◆ Description of the task
Print every line of the listing exactly, please.

-- begin Provided data --

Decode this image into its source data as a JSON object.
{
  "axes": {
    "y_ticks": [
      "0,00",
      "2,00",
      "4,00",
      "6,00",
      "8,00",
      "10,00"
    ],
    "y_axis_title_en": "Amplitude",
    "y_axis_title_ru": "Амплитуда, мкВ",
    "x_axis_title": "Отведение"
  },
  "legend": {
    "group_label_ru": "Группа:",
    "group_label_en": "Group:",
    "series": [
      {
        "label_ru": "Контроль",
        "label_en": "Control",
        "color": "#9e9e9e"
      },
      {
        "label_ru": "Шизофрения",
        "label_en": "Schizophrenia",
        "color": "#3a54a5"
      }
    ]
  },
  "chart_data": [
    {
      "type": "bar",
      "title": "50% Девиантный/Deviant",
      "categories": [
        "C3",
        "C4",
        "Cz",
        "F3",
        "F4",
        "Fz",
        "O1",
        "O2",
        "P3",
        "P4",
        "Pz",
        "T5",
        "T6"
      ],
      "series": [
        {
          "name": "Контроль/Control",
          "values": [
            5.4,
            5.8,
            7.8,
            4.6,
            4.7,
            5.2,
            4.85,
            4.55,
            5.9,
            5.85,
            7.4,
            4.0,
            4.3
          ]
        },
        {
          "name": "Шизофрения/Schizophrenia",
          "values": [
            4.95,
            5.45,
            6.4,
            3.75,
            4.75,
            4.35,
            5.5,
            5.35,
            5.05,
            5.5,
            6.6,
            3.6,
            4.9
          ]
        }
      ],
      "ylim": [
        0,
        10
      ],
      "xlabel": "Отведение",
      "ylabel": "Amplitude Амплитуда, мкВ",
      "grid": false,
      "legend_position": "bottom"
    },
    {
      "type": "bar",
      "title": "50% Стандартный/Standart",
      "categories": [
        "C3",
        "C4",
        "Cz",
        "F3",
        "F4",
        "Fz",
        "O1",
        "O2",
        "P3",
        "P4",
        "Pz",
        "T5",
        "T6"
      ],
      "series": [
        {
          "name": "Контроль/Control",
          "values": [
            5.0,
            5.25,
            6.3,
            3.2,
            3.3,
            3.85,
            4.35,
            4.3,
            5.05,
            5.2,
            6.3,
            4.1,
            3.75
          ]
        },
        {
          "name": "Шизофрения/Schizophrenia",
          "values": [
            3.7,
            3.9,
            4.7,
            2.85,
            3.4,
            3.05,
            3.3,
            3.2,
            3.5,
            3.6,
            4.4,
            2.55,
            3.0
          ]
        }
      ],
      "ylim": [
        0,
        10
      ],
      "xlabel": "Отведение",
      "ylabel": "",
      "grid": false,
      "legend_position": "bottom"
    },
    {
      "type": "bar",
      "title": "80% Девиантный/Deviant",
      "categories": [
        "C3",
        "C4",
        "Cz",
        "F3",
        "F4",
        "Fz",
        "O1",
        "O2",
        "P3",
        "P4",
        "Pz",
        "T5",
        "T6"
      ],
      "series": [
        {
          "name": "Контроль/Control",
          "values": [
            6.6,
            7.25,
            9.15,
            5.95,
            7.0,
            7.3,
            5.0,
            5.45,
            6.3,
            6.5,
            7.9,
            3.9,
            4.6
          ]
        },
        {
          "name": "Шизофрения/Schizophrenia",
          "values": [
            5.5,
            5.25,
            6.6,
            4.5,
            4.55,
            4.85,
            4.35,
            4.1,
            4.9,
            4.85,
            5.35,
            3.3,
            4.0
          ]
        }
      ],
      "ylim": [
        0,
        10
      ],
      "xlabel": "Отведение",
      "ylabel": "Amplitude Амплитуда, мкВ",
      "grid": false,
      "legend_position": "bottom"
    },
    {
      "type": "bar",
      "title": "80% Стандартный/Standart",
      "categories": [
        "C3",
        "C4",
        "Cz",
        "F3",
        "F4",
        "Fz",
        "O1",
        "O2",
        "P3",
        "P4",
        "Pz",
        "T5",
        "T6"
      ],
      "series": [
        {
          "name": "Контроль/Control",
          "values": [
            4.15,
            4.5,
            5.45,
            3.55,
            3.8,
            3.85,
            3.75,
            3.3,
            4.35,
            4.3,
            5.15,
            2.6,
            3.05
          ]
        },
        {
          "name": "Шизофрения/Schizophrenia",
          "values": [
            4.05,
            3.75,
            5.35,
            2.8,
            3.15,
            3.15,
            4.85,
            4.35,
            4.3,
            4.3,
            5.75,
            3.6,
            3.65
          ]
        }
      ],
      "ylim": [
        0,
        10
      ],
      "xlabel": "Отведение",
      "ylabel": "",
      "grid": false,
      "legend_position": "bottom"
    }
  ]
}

-- end Provided data --

◆ Expected answer
Decode this image into its source data as a JSON object.
{
  "axes": {
    "y_ticks": [
      "0,00",
      "2,00",
      "4,00",
      "6,00",
      "8,00",
      "10,00"
    ],
    "y_axis_title_en": "Amplitude",
    "y_axis_title_ru": "Амплитуда, мкВ",
    "x_axis_title": "Отведение"
  },
  "legend": {
    "group_label_ru": "Группа:",
    "group_label_en": "Group:",
    "series": [
      {
        "label_ru": "Контроль",
        "label_en": "Control",
        "color": "#9e9e9e"
      },
      {
        "label_ru": "Шизофрения",
        "label_en": "Schizophrenia",
        "color": "#3a54a5"
      }
    ]
  },
  "chart_data": [
    {
      "type": "bar",
      "title": "50% Девиантный/Deviant",
      "categories": [
        "C3",
        "C4",
        "Cz",
        "F3",
        "F4",
        "Fz",
        "O1",
        "O2",
        "P3",
        "P4",
        "Pz",
        "T5",
        "T6"
      ],
      "series": [
        {
          "name": "Контроль/Control",
          "values": [
            5.4,
            5.8,
            7.8,
            4.6,
            4.7,
            5.2,
            4.85,
            4.55,
            5.9,
            5.85,
            7.4,
            4.0,
            4.3
          ]
        },
        {
          "name": "Шизофрения/Schizophrenia",
          "values": [
            4.95,
            5.45,
            6.4,
            3.75,
            4.75,
            4.35,
            5.5,
            5.35,
            5.05,
            5.5,
            6.6,
            3.6,
            4.9
          ]
        }
      ],
      "ylim": [
        0,
        10
      ],
      "xlabel": "Отведение",
      "ylabel": "Amplitude Амплитуда, мкВ",
      "grid": false,
      "legend_position": "bottom"
    },
    {
      "type": "bar",
      "title": "50% Стандартный/Standart",
      "categories": [
        "C3",
        "C4",
        "Cz",
        "F3",
        "F4",
        "Fz",
        "O1",
        "O2",
        "P3",
        "P4",
        "Pz",
        "T5",
        "T6"
      ],
      "series": [
        {
          "name": "Контроль/Control",
          "values": [
            5.0,
            5.25,
            6.3,
            3.2,
            3.3,
            3.85,
            4.35,
            4.3,
            5.05,
            5.2,
            6.3,
            4.1,
            3.75
          ]
        },
        {
          "name": "Шизофрения/Schizophrenia",
          "values": [
            3.7,
            3.9,
            4.7,
            2.85,
            3.4,
            3.05,
            3.3,
            3.2,
            3.5,
            3.6,
            4.4,
            2.55,
            3.0
          ]
        }
      ],
      "ylim": [
        0,
        10
      ],
      "xlabel": "Отведение",
      "ylabel": "",
      "grid": false,
      "legend_position": "bottom"
    },
    {
      "type": "bar",
      "title": "80% Девиантный/Deviant",
      "categories": [
        "C3",
        "C4",
        "Cz",
        "F3",
        "F4",
        "Fz",
        "O1",
        "O2",
        "P3",
        "P4",
        "Pz",
        "T5",
        "T6"
      ],
      "series": [
        {
          "name": "Контроль/Control",
          "values": [
            6.6,
            7.25,
            9.15,
            5.95,
            7.0,
            7.3,
            5.0,
            5.45,
            6.3,
            6.5,
            7.9,
            3.9,
            4.6
          ]
        },
        {
          "name": "Шизофрения/Schizophrenia",
          "values": [
            5.5,
            5.25,
            6.6,
            4.5,
            4.55,
            4.85,
            4.35,
            4.1,
            4.9,
            4.85,
            5.35,
            3.3,
            4.0
          ]
        }
      ],
      "ylim": [
        0,
        10
      ],
      "xlabel": "Отведение",
      "ylabel": "Amplitude Амплитуда, мкВ",
      "grid": false,
      "legend_position": "bottom"
    },
    {
      "type": "bar",
      "title": "80% Стандартный/Standart",
      "categories": [
        "C3",
        "C4",
        "Cz",
        "F3",
        "F4",
        "Fz",
        "O1",
        "O2",
        "P3",
        "P4",
        "Pz",
        "T5",
        "T6"
      ],
      "series": [
        {
          "name": "Контроль/Control",
          "values": [
            4.15,
            4.5,
            5.45,
            3.55,
            3.8,
            3.85,
            3.75,
            3.3,
            4.35,
            4.3,
            5.15,
            2.6,
            3.05
          ]
        },
        {
          "name": "Шизофрения/Schizophrenia",
          "values": [
            4.05,
            3.75,
            5.35,
            2.8,
            3.15,
            3.15,
            4.85,
            4.35,
            4.3,
            4.3,
            5.75,
            3.6,
            3.65
          ]
        }
      ],
      "ylim": [
        0,
        10
      ],
      "xlabel": "Отведение",
      "ylabel": "",
      "grid": false,
      "legend_position": "bottom"
    }
  ]
}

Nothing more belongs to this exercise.